◆ **Set problem**
Return every one of the entries below word for word, keeping each line unchanged.

+ + + + +

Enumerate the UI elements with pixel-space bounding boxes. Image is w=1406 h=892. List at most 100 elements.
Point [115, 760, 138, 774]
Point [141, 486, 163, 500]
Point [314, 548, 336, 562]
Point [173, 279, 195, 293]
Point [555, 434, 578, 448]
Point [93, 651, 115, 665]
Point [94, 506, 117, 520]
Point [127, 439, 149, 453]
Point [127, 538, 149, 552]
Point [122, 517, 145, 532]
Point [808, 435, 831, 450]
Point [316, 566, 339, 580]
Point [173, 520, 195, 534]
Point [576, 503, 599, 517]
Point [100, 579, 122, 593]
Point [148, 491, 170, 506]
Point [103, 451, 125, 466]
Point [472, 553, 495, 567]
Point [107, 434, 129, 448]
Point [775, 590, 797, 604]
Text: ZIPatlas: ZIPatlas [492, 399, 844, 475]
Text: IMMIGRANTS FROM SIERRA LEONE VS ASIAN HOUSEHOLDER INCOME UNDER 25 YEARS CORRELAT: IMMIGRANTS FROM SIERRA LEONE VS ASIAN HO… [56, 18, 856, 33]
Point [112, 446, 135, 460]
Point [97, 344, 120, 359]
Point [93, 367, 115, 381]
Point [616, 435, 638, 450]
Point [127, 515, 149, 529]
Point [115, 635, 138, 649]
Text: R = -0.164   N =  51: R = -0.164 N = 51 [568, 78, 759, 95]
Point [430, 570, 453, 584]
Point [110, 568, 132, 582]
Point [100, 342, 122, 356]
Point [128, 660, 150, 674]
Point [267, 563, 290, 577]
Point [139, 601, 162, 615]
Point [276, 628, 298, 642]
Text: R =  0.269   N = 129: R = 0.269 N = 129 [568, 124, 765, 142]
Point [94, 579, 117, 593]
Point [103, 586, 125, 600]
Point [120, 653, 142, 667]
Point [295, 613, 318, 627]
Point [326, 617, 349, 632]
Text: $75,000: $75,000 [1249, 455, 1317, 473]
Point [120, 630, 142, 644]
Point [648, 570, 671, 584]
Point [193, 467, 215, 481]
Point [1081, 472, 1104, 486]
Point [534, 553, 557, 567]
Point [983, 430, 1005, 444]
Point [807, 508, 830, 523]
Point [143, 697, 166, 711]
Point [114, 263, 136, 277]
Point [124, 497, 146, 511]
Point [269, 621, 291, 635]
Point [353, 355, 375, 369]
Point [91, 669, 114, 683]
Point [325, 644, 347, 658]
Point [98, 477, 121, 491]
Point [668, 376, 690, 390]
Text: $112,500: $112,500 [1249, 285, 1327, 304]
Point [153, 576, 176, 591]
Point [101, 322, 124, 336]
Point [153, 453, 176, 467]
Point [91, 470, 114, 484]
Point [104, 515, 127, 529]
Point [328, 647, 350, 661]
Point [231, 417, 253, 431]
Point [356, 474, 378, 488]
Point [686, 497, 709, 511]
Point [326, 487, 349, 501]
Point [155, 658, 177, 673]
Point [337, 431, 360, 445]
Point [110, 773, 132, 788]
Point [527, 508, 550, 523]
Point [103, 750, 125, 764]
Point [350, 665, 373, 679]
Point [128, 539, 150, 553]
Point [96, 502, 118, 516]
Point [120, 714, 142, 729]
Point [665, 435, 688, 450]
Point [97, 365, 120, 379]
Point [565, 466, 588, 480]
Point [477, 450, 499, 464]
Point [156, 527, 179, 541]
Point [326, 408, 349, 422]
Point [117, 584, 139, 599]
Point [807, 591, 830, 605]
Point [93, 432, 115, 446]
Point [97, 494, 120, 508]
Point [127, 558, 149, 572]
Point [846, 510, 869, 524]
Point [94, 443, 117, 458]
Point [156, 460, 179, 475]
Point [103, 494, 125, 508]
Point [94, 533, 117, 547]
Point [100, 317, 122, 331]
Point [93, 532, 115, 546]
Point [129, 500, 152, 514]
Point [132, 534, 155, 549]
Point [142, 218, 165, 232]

+ + + + +

◆ **Answer in full**
Enumerate the UI elements with pixel-space bounding boxes. Image is w=1406 h=892. List at most 100 elements.
Point [115, 760, 138, 774]
Point [141, 486, 163, 500]
Point [314, 548, 336, 562]
Point [173, 279, 195, 293]
Point [555, 434, 578, 448]
Point [93, 651, 115, 665]
Point [94, 506, 117, 520]
Point [127, 439, 149, 453]
Point [127, 538, 149, 552]
Point [122, 517, 145, 532]
Point [808, 435, 831, 450]
Point [316, 566, 339, 580]
Point [173, 520, 195, 534]
Point [576, 503, 599, 517]
Point [100, 579, 122, 593]
Point [148, 491, 170, 506]
Point [103, 451, 125, 466]
Point [472, 553, 495, 567]
Point [107, 434, 129, 448]
Point [775, 590, 797, 604]
Text: ZIPatlas: ZIPatlas [492, 399, 844, 475]
Text: IMMIGRANTS FROM SIERRA LEONE VS ASIAN HOUSEHOLDER INCOME UNDER 25 YEARS CORRELAT: IMMIGRANTS FROM SIERRA LEONE VS ASIAN HO… [56, 18, 856, 33]
Point [112, 446, 135, 460]
Point [97, 344, 120, 359]
Point [93, 367, 115, 381]
Point [616, 435, 638, 450]
Point [127, 515, 149, 529]
Point [115, 635, 138, 649]
Text: R = -0.164   N =  51: R = -0.164 N = 51 [568, 78, 759, 95]
Point [430, 570, 453, 584]
Point [110, 568, 132, 582]
Point [100, 342, 122, 356]
Point [128, 660, 150, 674]
Point [267, 563, 290, 577]
Point [139, 601, 162, 615]
Point [276, 628, 298, 642]
Text: R =  0.269   N = 129: R = 0.269 N = 129 [568, 124, 765, 142]
Point [94, 579, 117, 593]
Point [103, 586, 125, 600]
Point [120, 653, 142, 667]
Point [295, 613, 318, 627]
Point [326, 617, 349, 632]
Text: $75,000: $75,000 [1249, 455, 1317, 473]
Point [120, 630, 142, 644]
Point [648, 570, 671, 584]
Point [193, 467, 215, 481]
Point [1081, 472, 1104, 486]
Point [534, 553, 557, 567]
Point [983, 430, 1005, 444]
Point [807, 508, 830, 523]
Point [143, 697, 166, 711]
Point [114, 263, 136, 277]
Point [124, 497, 146, 511]
Point [269, 621, 291, 635]
Point [353, 355, 375, 369]
Point [91, 669, 114, 683]
Point [325, 644, 347, 658]
Point [98, 477, 121, 491]
Point [668, 376, 690, 390]
Text: $112,500: $112,500 [1249, 285, 1327, 304]
Point [153, 576, 176, 591]
Point [101, 322, 124, 336]
Point [153, 453, 176, 467]
Point [91, 470, 114, 484]
Point [104, 515, 127, 529]
Point [328, 647, 350, 661]
Point [231, 417, 253, 431]
Point [356, 474, 378, 488]
Point [686, 497, 709, 511]
Point [326, 487, 349, 501]
Point [155, 658, 177, 673]
Point [337, 431, 360, 445]
Point [110, 773, 132, 788]
Point [527, 508, 550, 523]
Point [103, 750, 125, 764]
Point [350, 665, 373, 679]
Point [128, 539, 150, 553]
Point [96, 502, 118, 516]
Point [120, 714, 142, 729]
Point [665, 435, 688, 450]
Point [97, 365, 120, 379]
Point [565, 466, 588, 480]
Point [477, 450, 499, 464]
Point [156, 527, 179, 541]
Point [326, 408, 349, 422]
Point [117, 584, 139, 599]
Point [807, 591, 830, 605]
Point [93, 432, 115, 446]
Point [97, 494, 120, 508]
Point [127, 558, 149, 572]
Point [846, 510, 869, 524]
Point [94, 443, 117, 458]
Point [156, 460, 179, 475]
Point [103, 494, 125, 508]
Point [94, 533, 117, 547]
Point [100, 317, 122, 331]
Point [93, 532, 115, 546]
Point [129, 500, 152, 514]
Point [132, 534, 155, 549]
Point [142, 218, 165, 232]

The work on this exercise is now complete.